- [Material]

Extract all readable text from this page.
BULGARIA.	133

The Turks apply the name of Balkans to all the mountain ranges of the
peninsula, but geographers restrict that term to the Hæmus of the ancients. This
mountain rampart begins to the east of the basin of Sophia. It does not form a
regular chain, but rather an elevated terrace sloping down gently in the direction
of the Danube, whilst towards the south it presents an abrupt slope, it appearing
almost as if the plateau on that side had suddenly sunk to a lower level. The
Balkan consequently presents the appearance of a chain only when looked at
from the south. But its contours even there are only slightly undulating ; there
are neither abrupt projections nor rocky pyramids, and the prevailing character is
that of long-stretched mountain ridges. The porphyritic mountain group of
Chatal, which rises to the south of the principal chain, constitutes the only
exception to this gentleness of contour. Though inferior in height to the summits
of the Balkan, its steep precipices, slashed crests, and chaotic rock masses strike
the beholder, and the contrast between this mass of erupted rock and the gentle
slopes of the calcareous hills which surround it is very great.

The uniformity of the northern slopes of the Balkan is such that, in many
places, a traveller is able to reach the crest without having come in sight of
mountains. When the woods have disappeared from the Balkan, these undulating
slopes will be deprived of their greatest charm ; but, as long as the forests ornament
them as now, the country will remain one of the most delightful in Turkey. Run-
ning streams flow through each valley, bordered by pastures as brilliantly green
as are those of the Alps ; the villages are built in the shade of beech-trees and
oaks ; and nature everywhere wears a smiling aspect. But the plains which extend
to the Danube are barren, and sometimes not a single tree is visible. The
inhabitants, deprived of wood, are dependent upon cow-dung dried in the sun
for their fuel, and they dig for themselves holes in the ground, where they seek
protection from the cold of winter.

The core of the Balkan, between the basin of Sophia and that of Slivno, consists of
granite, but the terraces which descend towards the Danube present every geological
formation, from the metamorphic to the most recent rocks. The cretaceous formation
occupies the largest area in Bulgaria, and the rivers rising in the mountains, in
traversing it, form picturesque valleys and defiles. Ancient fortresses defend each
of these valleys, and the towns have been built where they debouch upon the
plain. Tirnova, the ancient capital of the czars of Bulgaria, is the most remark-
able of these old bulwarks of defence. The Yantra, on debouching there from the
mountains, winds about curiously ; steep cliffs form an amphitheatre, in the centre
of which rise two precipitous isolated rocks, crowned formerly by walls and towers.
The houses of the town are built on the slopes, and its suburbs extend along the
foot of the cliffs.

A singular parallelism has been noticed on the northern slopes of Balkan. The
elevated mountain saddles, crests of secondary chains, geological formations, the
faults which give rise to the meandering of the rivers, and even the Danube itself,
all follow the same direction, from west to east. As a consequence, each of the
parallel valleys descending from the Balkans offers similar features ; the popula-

- [What the task asks] Find every line in the records above that holds the word "crests", and copy each one.

- [Solution]
of the Balkan, its steep precipices, slashed crests, and chaotic rock masses strike
elevated mountain saddles, crests of secondary chains, geological formations, the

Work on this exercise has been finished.